- Recorded data:

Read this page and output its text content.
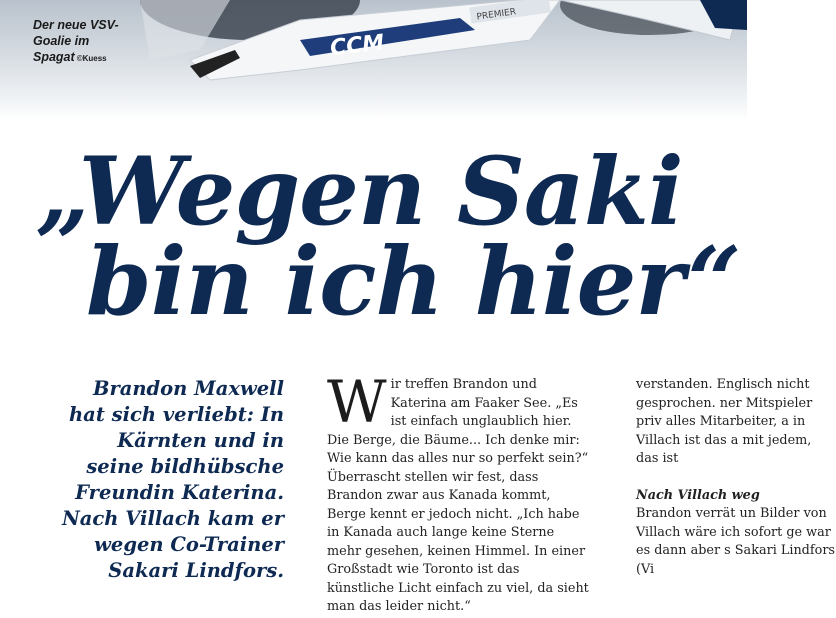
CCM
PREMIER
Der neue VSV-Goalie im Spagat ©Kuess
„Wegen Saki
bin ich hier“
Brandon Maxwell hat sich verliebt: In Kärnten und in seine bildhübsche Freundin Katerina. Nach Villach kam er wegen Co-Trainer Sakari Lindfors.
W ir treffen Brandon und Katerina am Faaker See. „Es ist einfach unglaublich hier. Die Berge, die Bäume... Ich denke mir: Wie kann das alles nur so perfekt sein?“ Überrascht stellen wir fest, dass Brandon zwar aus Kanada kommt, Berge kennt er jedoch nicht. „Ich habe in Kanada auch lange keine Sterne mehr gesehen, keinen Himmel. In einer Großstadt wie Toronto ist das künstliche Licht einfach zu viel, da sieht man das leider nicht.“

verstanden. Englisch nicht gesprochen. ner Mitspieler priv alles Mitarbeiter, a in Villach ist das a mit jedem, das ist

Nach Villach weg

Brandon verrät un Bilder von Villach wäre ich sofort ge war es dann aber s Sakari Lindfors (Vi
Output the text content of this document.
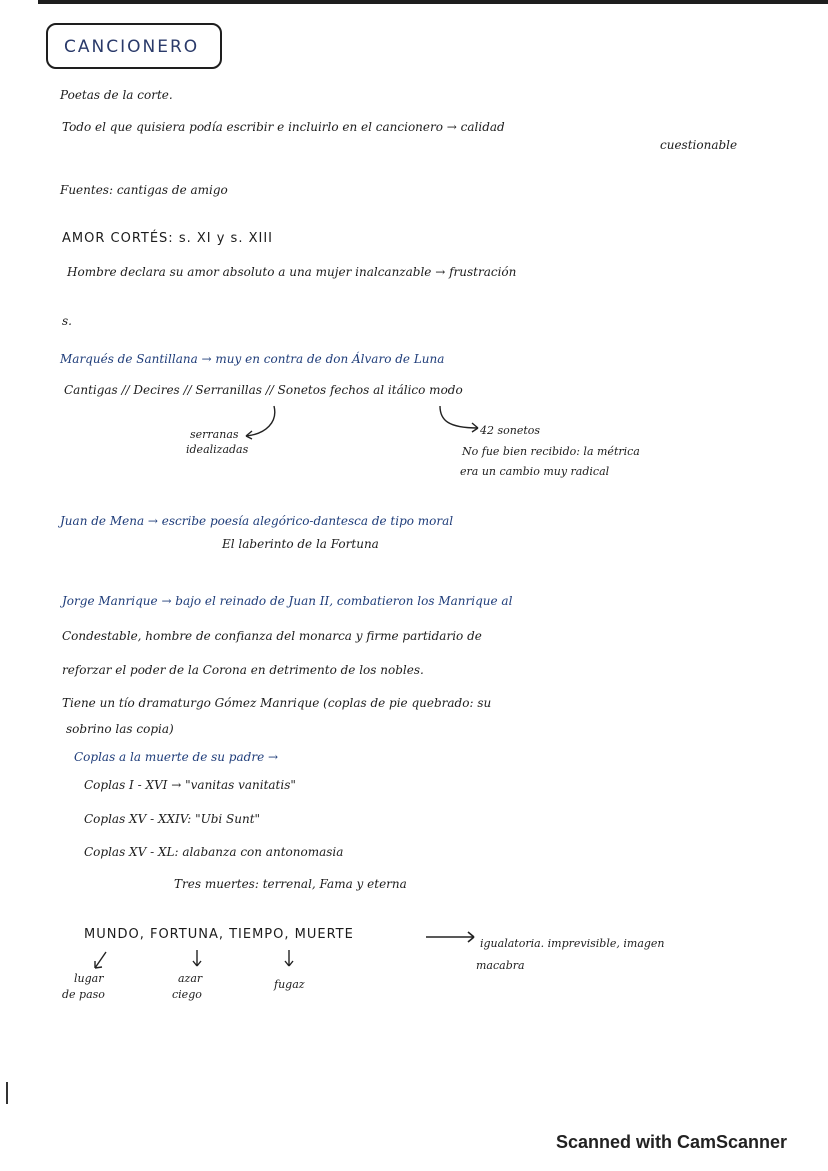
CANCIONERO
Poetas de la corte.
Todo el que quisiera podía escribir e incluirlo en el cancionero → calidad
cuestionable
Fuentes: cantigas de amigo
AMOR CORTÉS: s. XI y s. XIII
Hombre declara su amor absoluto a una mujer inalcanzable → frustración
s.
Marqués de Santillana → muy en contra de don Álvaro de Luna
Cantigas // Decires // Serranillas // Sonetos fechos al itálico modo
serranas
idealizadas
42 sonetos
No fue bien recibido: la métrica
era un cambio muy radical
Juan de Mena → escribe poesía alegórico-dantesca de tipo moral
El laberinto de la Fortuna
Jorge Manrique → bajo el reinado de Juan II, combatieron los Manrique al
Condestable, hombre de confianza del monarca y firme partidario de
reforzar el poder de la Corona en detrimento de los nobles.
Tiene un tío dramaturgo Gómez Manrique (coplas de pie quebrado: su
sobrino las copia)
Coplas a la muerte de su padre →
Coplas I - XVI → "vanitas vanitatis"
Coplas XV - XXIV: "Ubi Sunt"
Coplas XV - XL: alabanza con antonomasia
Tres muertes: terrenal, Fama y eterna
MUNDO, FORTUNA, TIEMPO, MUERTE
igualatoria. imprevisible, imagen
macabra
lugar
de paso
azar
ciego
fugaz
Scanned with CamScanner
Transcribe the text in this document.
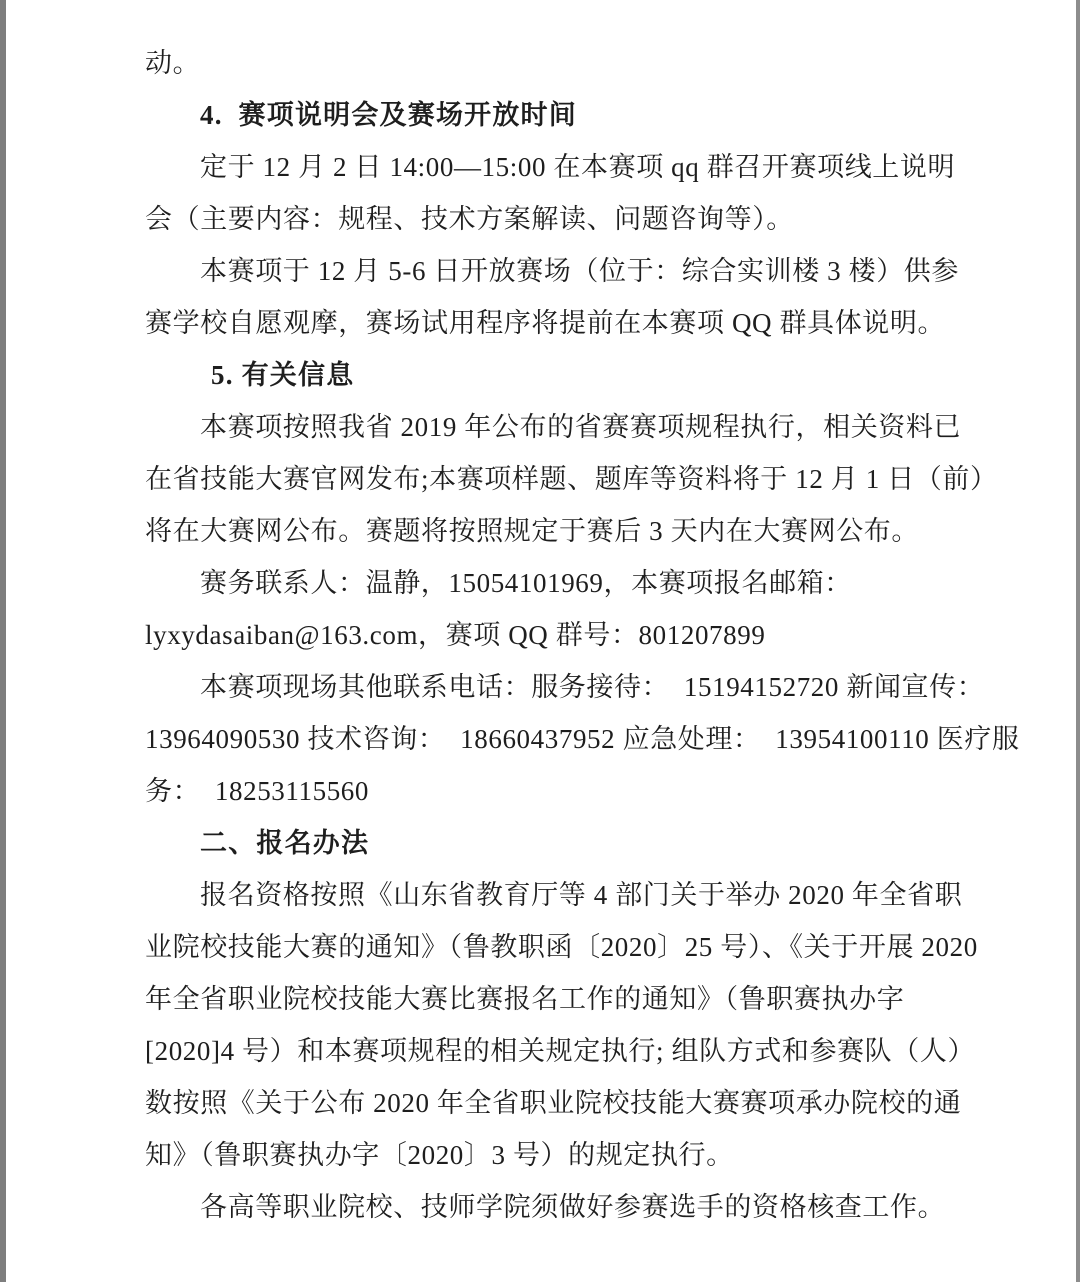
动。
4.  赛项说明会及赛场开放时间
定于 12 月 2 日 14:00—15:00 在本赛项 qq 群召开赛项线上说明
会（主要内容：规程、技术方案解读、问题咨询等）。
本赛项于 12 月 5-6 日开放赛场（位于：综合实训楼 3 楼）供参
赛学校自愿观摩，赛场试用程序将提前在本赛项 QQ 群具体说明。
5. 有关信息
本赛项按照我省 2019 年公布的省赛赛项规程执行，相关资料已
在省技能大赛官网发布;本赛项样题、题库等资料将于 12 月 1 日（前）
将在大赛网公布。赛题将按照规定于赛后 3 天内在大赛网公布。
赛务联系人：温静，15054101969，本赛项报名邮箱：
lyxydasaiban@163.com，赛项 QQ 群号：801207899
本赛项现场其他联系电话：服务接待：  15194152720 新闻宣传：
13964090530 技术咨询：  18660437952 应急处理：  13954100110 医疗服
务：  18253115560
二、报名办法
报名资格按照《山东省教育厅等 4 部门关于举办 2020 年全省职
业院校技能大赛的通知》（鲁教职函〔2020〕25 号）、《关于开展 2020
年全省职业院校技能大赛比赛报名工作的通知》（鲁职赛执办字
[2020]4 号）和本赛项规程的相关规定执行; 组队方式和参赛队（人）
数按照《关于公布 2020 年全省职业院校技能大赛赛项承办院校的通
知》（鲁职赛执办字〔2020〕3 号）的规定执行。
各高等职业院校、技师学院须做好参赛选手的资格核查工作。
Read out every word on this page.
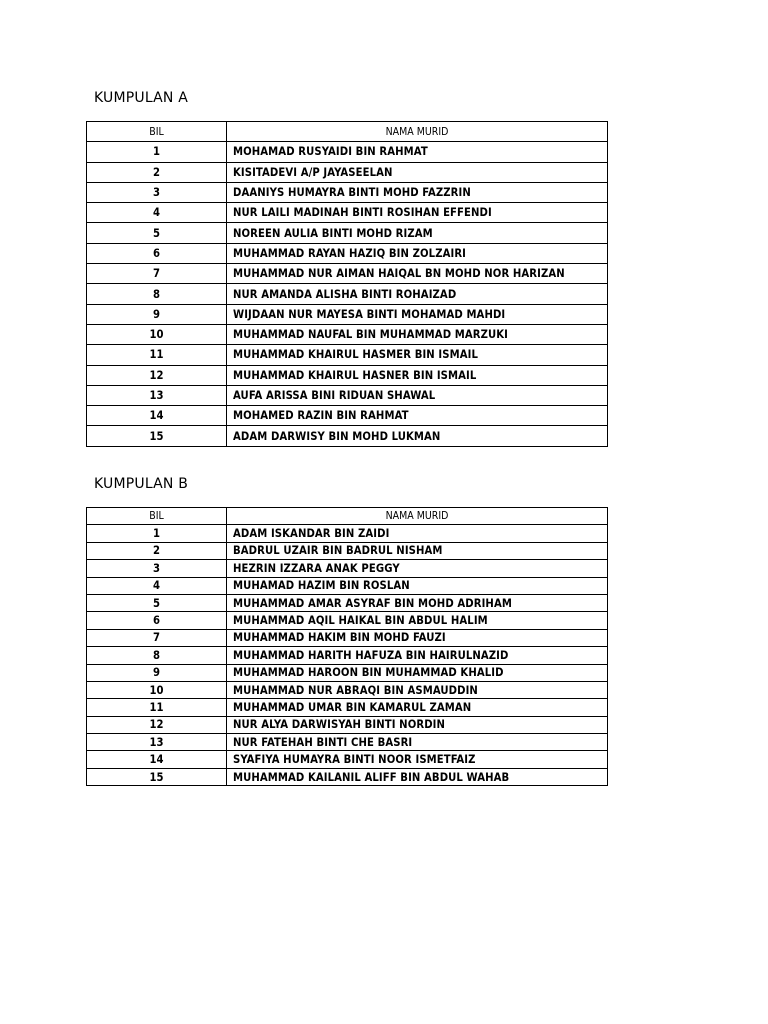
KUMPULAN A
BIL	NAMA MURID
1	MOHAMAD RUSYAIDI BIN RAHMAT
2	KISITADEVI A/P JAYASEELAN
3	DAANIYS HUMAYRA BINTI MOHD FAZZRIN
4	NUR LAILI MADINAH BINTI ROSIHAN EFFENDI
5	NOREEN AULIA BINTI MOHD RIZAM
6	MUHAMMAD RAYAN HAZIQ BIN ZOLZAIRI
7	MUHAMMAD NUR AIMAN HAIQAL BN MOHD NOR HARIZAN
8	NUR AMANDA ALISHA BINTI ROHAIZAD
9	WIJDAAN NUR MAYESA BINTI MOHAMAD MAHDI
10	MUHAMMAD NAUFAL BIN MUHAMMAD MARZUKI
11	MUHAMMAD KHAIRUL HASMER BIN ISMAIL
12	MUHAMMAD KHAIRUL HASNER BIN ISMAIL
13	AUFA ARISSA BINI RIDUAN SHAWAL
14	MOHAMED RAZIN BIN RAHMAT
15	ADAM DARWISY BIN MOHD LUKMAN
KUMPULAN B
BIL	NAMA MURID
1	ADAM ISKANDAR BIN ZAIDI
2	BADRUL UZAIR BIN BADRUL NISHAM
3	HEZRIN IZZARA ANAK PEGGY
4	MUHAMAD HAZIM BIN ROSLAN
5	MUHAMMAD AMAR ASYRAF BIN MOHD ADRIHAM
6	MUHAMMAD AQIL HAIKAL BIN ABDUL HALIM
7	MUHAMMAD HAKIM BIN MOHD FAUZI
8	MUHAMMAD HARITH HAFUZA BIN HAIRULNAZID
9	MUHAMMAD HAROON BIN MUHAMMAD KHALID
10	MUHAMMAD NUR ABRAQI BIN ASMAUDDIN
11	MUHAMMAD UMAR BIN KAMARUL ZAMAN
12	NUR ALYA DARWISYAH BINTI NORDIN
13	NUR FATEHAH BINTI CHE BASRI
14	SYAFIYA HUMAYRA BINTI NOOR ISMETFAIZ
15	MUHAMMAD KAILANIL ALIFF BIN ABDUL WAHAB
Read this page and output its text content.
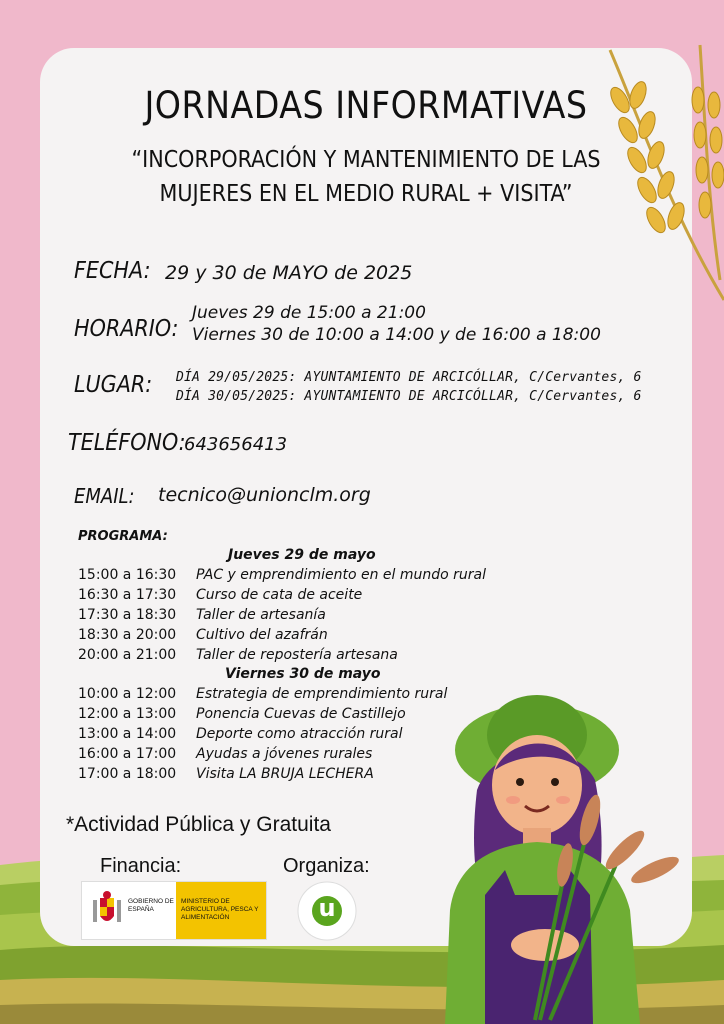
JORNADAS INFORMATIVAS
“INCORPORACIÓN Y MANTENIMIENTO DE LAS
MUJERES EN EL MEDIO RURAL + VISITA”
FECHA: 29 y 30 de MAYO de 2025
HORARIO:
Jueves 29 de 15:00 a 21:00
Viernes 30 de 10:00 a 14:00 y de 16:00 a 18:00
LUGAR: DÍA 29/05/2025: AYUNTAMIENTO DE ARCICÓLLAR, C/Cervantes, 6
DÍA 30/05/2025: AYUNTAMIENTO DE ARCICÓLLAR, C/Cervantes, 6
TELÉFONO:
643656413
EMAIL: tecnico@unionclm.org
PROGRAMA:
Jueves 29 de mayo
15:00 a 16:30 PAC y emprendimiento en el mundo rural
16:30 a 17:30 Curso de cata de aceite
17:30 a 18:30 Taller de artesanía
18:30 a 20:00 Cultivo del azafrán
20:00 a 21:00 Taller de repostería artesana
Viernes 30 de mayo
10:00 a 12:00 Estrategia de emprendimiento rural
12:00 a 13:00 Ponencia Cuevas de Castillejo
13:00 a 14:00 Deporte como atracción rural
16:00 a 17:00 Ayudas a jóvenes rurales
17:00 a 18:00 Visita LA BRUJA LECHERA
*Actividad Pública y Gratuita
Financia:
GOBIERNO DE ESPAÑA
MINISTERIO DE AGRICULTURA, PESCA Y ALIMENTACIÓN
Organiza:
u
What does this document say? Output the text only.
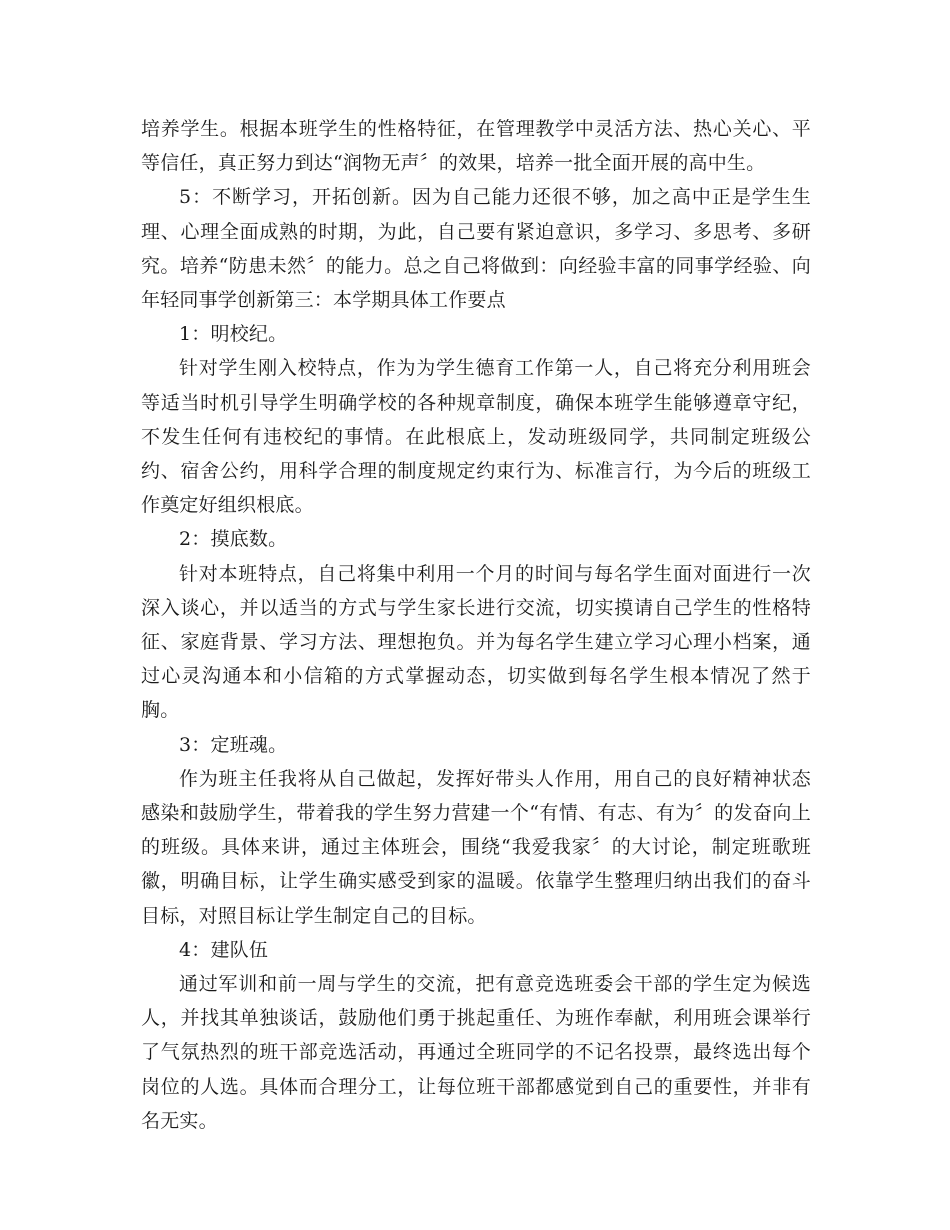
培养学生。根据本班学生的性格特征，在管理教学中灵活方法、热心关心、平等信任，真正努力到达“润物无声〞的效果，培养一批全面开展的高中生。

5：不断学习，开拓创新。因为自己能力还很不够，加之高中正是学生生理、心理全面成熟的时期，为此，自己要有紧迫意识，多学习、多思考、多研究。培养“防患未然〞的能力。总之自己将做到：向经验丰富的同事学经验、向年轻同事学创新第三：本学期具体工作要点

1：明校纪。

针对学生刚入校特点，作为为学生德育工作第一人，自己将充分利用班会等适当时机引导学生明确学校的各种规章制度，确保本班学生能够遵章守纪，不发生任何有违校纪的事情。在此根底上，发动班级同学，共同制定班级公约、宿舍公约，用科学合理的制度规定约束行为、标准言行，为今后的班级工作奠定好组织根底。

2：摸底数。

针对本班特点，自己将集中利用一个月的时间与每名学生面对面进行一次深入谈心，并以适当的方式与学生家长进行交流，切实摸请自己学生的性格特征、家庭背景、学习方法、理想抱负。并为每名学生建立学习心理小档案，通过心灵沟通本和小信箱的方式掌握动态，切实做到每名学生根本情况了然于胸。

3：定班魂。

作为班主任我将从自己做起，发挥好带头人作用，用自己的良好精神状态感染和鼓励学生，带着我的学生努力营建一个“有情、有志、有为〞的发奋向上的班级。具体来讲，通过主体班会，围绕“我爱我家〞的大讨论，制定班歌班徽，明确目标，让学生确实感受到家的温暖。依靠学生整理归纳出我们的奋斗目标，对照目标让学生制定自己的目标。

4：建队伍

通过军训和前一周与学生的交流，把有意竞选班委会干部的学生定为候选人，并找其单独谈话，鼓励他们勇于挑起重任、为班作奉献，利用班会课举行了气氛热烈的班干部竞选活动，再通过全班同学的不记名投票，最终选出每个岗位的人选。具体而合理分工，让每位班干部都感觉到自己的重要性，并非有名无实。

- Goal: From the material given, work out how many lines hold the string "hier"; state that number and nothing further.

- Written solution: 2